*** DATASET RECORDS Section Begins ***

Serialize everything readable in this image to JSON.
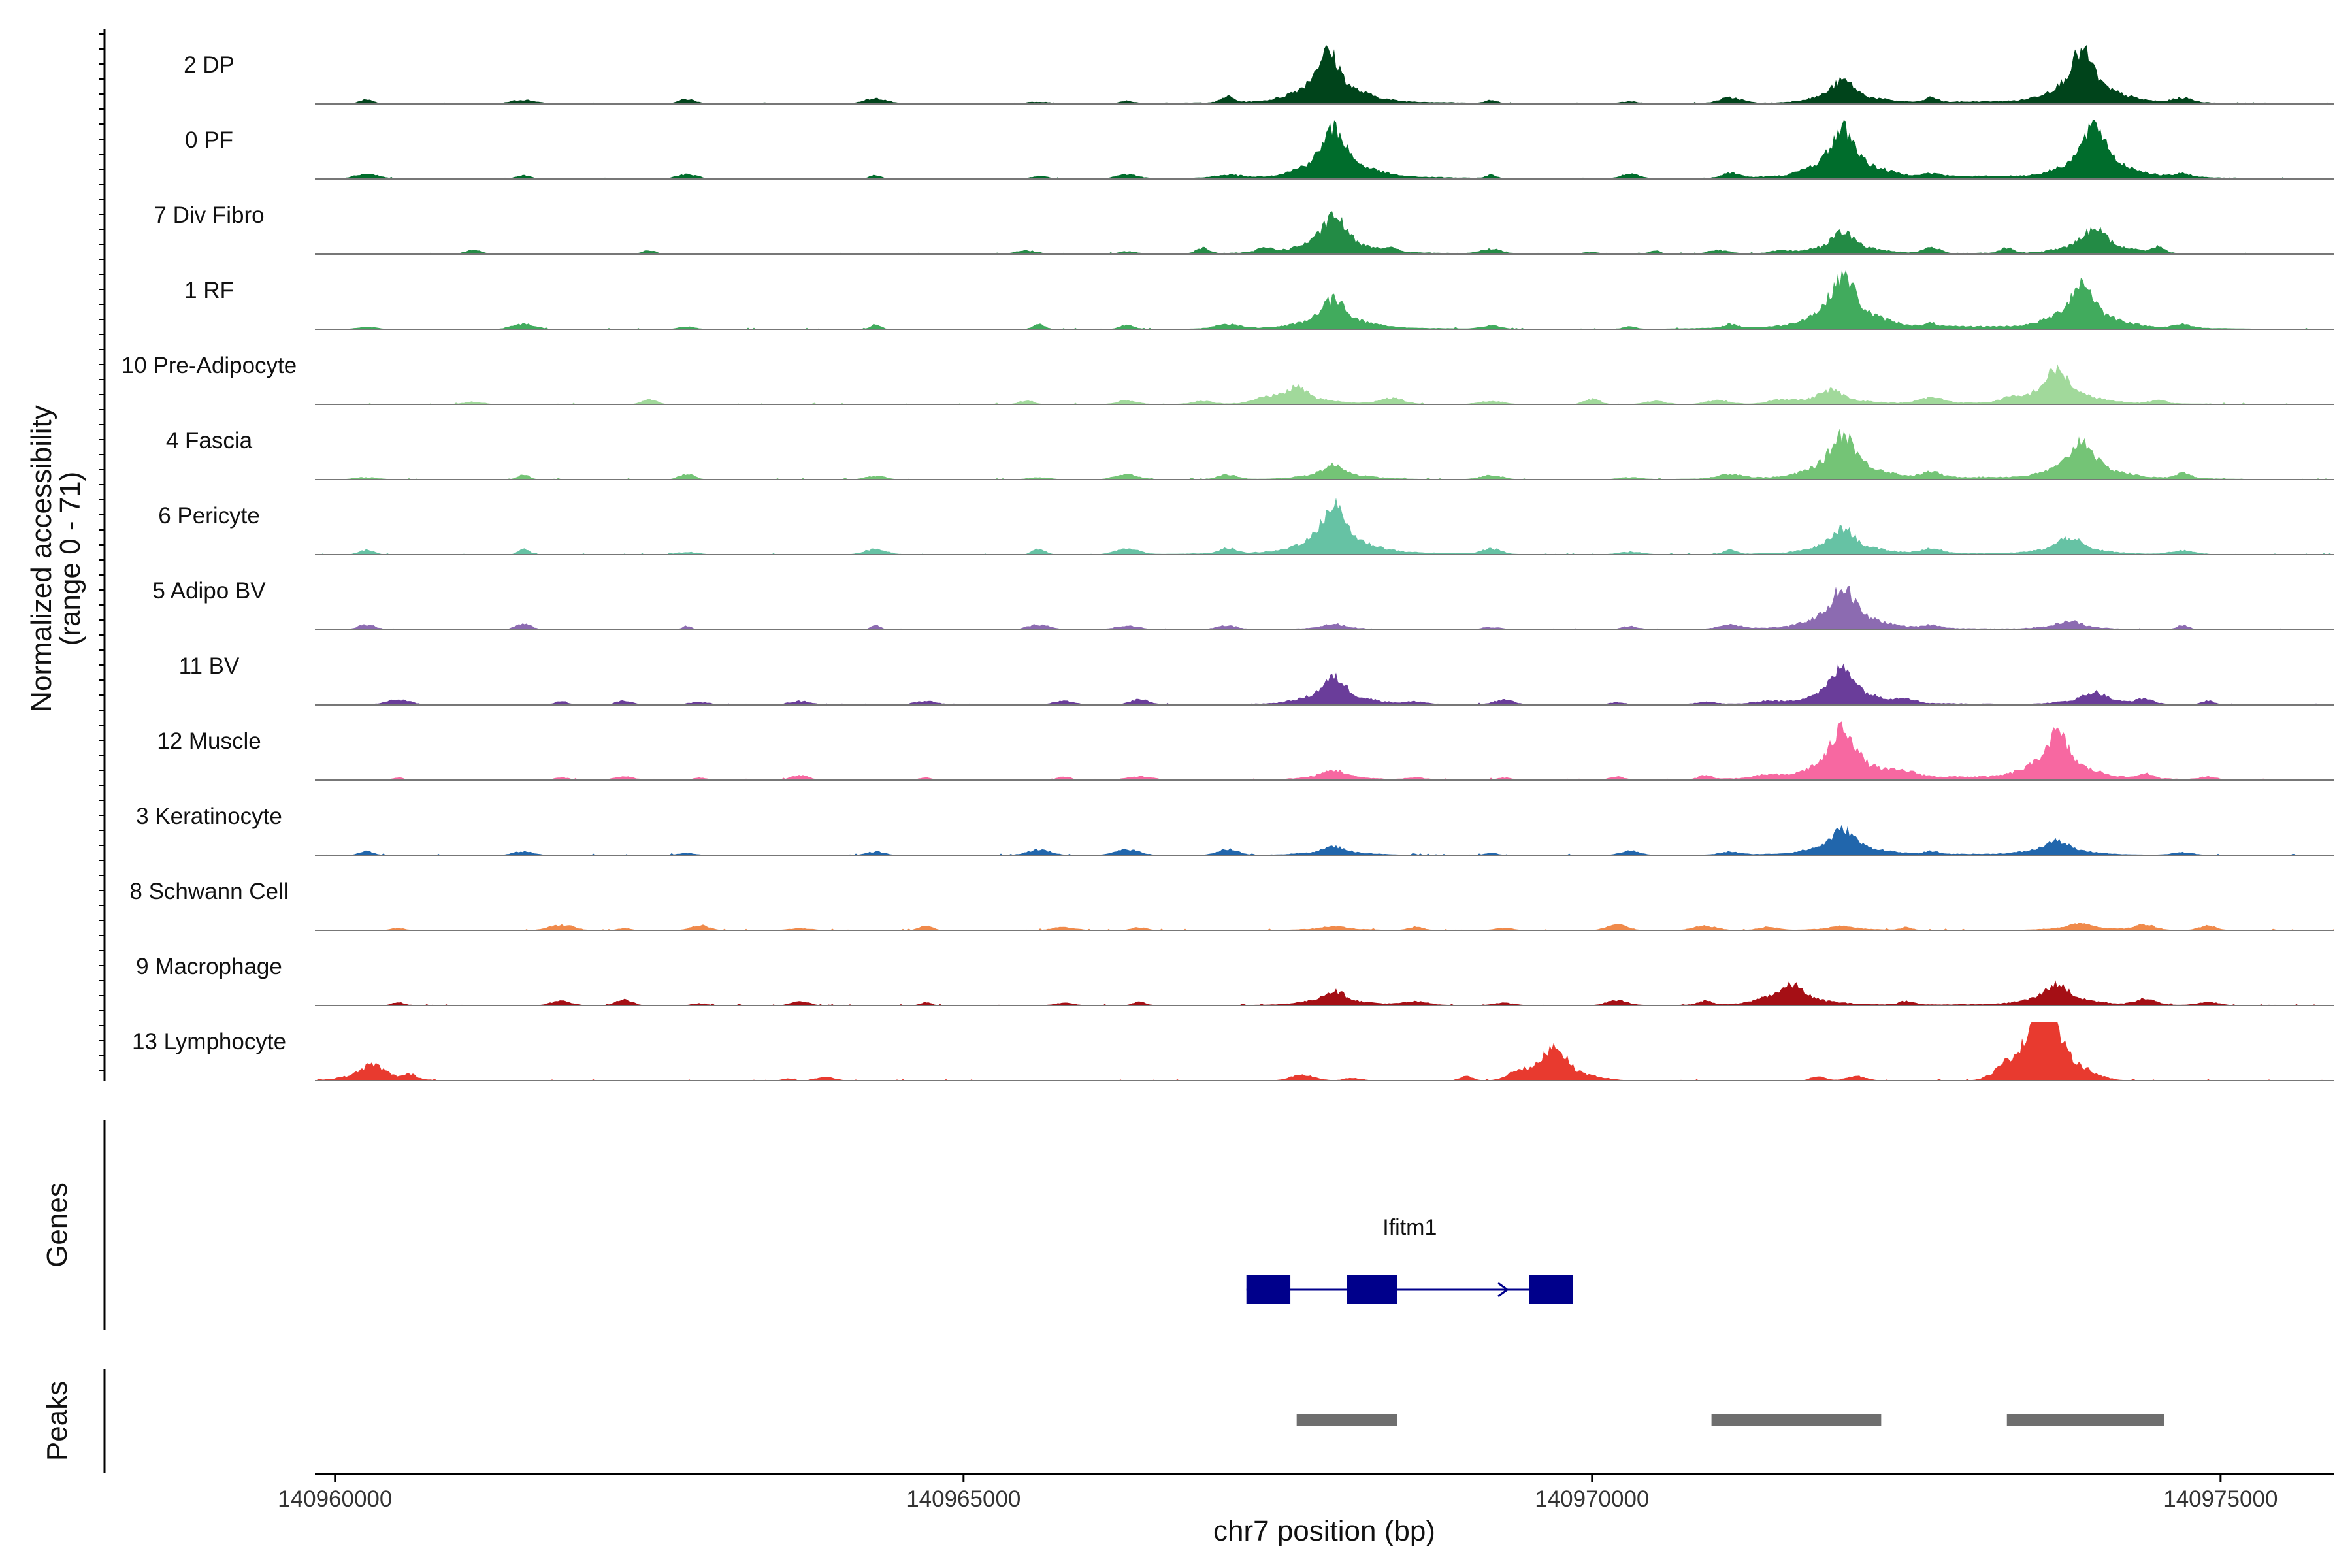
{
  "chart_data": {
    "type": "area",
    "y_axis_title": "Normalized accessibility",
    "y_axis_subtitle": "(range 0 - 71)",
    "x_axis_title": "chr7 position (bp)",
    "x_range": [
      140959840,
      140975900
    ],
    "y_range": [
      0,
      71
    ],
    "x_ticks": [
      {
        "value": 140960000,
        "label": "140960000"
      },
      {
        "value": 140965000,
        "label": "140965000"
      },
      {
        "value": 140970000,
        "label": "140970000"
      },
      {
        "value": 140975000,
        "label": "140975000"
      }
    ],
    "tracks": [
      {
        "name": "2 DP",
        "color": "#00441b",
        "profile": "core",
        "peaks": [
          [
            140967900,
            36
          ],
          [
            140972000,
            16
          ],
          [
            140973900,
            36
          ]
        ]
      },
      {
        "name": "0 PF",
        "color": "#006d2c",
        "profile": "core",
        "peaks": [
          [
            140967950,
            35
          ],
          [
            140972000,
            35
          ],
          [
            140974000,
            37
          ]
        ]
      },
      {
        "name": "7 Div Fibro",
        "color": "#238b45",
        "profile": "wide",
        "peaks": [
          [
            140967950,
            26
          ],
          [
            140972000,
            15
          ],
          [
            140974000,
            18
          ]
        ]
      },
      {
        "name": "1 RF",
        "color": "#41ab5d",
        "profile": "core",
        "peaks": [
          [
            140967950,
            21
          ],
          [
            140972000,
            38
          ],
          [
            140973900,
            32
          ]
        ]
      },
      {
        "name": "10 Pre-Adipocyte",
        "color": "#a1d99b",
        "profile": "wide",
        "peaks": [
          [
            140967650,
            12
          ],
          [
            140971900,
            10
          ],
          [
            140973700,
            24
          ]
        ]
      },
      {
        "name": "4 Fascia",
        "color": "#74c476",
        "profile": "core",
        "peaks": [
          [
            140967950,
            10
          ],
          [
            140972000,
            32
          ],
          [
            140973900,
            27
          ]
        ]
      },
      {
        "name": "6 Pericyte",
        "color": "#66c2a4",
        "profile": "core",
        "peaks": [
          [
            140967950,
            34
          ],
          [
            140972000,
            18
          ],
          [
            140973800,
            12
          ]
        ]
      },
      {
        "name": "5 Adipo BV",
        "color": "#8c6bb1",
        "profile": "core",
        "peaks": [
          [
            140967950,
            4
          ],
          [
            140972000,
            29
          ],
          [
            140973800,
            6
          ]
        ]
      },
      {
        "name": "11 BV",
        "color": "#6a3d9a",
        "profile": "sparse",
        "peaks": [
          [
            140967950,
            19
          ],
          [
            140972000,
            26
          ],
          [
            140974000,
            9
          ]
        ]
      },
      {
        "name": "12 Muscle",
        "color": "#f768a1",
        "profile": "sparse",
        "peaks": [
          [
            140967950,
            7
          ],
          [
            140972000,
            36
          ],
          [
            140973700,
            32
          ]
        ]
      },
      {
        "name": "3 Keratinocyte",
        "color": "#2166ac",
        "profile": "core",
        "peaks": [
          [
            140967950,
            6
          ],
          [
            140972000,
            18
          ],
          [
            140973700,
            10
          ]
        ]
      },
      {
        "name": "8 Schwann Cell",
        "color": "#f08a4b",
        "profile": "sparse",
        "peaks": [
          [
            140967950,
            3
          ],
          [
            140972000,
            3
          ],
          [
            140973900,
            5
          ]
        ]
      },
      {
        "name": "9 Macrophage",
        "color": "#a50f15",
        "profile": "sparse",
        "peaks": [
          [
            140967950,
            10
          ],
          [
            140971600,
            14
          ],
          [
            140973700,
            15
          ]
        ]
      },
      {
        "name": "13 Lymphocyte",
        "color": "#e83a2f",
        "profile": "lymph",
        "peaks": [
          [
            140960300,
            12
          ],
          [
            140969700,
            26
          ],
          [
            140973600,
            71
          ]
        ]
      }
    ],
    "genes_track": {
      "title": "Genes",
      "gene_name": "Ifitm1",
      "color": "#00008b",
      "exons": [
        [
          140967250,
          140967600
        ],
        [
          140968050,
          140968450
        ],
        [
          140969500,
          140969850
        ]
      ],
      "span": [
        140967250,
        140969850
      ]
    },
    "peaks_track": {
      "title": "Peaks",
      "color": "#6e6e6e",
      "regions": [
        [
          140967650,
          140968450
        ],
        [
          140970950,
          140972300
        ],
        [
          140973300,
          140974550
        ]
      ]
    }
  }
}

*** DATASET RECORDS Section Ends ***

» **TASK BRIEF**
With every picture removed, give the entries above again exactly.

» **RESPONSE AREA**
Serialize everything readable in this image to JSON.
{
  "chart_data": {
    "type": "area",
    "y_axis_title": "Normalized accessibility",
    "y_axis_subtitle": "(range 0 - 71)",
    "x_axis_title": "chr7 position (bp)",
    "x_range": [
      140959840,
      140975900
    ],
    "y_range": [
      0,
      71
    ],
    "x_ticks": [
      {
        "value": 140960000,
        "label": "140960000"
      },
      {
        "value": 140965000,
        "label": "140965000"
      },
      {
        "value": 140970000,
        "label": "140970000"
      },
      {
        "value": 140975000,
        "label": "140975000"
      }
    ],
    "tracks": [
      {
        "name": "2 DP",
        "color": "#00441b",
        "profile": "core",
        "peaks": [
          [
            140967900,
            36
          ],
          [
            140972000,
            16
          ],
          [
            140973900,
            36
          ]
        ]
      },
      {
        "name": "0 PF",
        "color": "#006d2c",
        "profile": "core",
        "peaks": [
          [
            140967950,
            35
          ],
          [
            140972000,
            35
          ],
          [
            140974000,
            37
          ]
        ]
      },
      {
        "name": "7 Div Fibro",
        "color": "#238b45",
        "profile": "wide",
        "peaks": [
          [
            140967950,
            26
          ],
          [
            140972000,
            15
          ],
          [
            140974000,
            18
          ]
        ]
      },
      {
        "name": "1 RF",
        "color": "#41ab5d",
        "profile": "core",
        "peaks": [
          [
            140967950,
            21
          ],
          [
            140972000,
            38
          ],
          [
            140973900,
            32
          ]
        ]
      },
      {
        "name": "10 Pre-Adipocyte",
        "color": "#a1d99b",
        "profile": "wide",
        "peaks": [
          [
            140967650,
            12
          ],
          [
            140971900,
            10
          ],
          [
            140973700,
            24
          ]
        ]
      },
      {
        "name": "4 Fascia",
        "color": "#74c476",
        "profile": "core",
        "peaks": [
          [
            140967950,
            10
          ],
          [
            140972000,
            32
          ],
          [
            140973900,
            27
          ]
        ]
      },
      {
        "name": "6 Pericyte",
        "color": "#66c2a4",
        "profile": "core",
        "peaks": [
          [
            140967950,
            34
          ],
          [
            140972000,
            18
          ],
          [
            140973800,
            12
          ]
        ]
      },
      {
        "name": "5 Adipo BV",
        "color": "#8c6bb1",
        "profile": "core",
        "peaks": [
          [
            140967950,
            4
          ],
          [
            140972000,
            29
          ],
          [
            140973800,
            6
          ]
        ]
      },
      {
        "name": "11 BV",
        "color": "#6a3d9a",
        "profile": "sparse",
        "peaks": [
          [
            140967950,
            19
          ],
          [
            140972000,
            26
          ],
          [
            140974000,
            9
          ]
        ]
      },
      {
        "name": "12 Muscle",
        "color": "#f768a1",
        "profile": "sparse",
        "peaks": [
          [
            140967950,
            7
          ],
          [
            140972000,
            36
          ],
          [
            140973700,
            32
          ]
        ]
      },
      {
        "name": "3 Keratinocyte",
        "color": "#2166ac",
        "profile": "core",
        "peaks": [
          [
            140967950,
            6
          ],
          [
            140972000,
            18
          ],
          [
            140973700,
            10
          ]
        ]
      },
      {
        "name": "8 Schwann Cell",
        "color": "#f08a4b",
        "profile": "sparse",
        "peaks": [
          [
            140967950,
            3
          ],
          [
            140972000,
            3
          ],
          [
            140973900,
            5
          ]
        ]
      },
      {
        "name": "9 Macrophage",
        "color": "#a50f15",
        "profile": "sparse",
        "peaks": [
          [
            140967950,
            10
          ],
          [
            140971600,
            14
          ],
          [
            140973700,
            15
          ]
        ]
      },
      {
        "name": "13 Lymphocyte",
        "color": "#e83a2f",
        "profile": "lymph",
        "peaks": [
          [
            140960300,
            12
          ],
          [
            140969700,
            26
          ],
          [
            140973600,
            71
          ]
        ]
      }
    ],
    "genes_track": {
      "title": "Genes",
      "gene_name": "Ifitm1",
      "color": "#00008b",
      "exons": [
        [
          140967250,
          140967600
        ],
        [
          140968050,
          140968450
        ],
        [
          140969500,
          140969850
        ]
      ],
      "span": [
        140967250,
        140969850
      ]
    },
    "peaks_track": {
      "title": "Peaks",
      "color": "#6e6e6e",
      "regions": [
        [
          140967650,
          140968450
        ],
        [
          140970950,
          140972300
        ],
        [
          140973300,
          140974550
        ]
      ]
    }
  }
}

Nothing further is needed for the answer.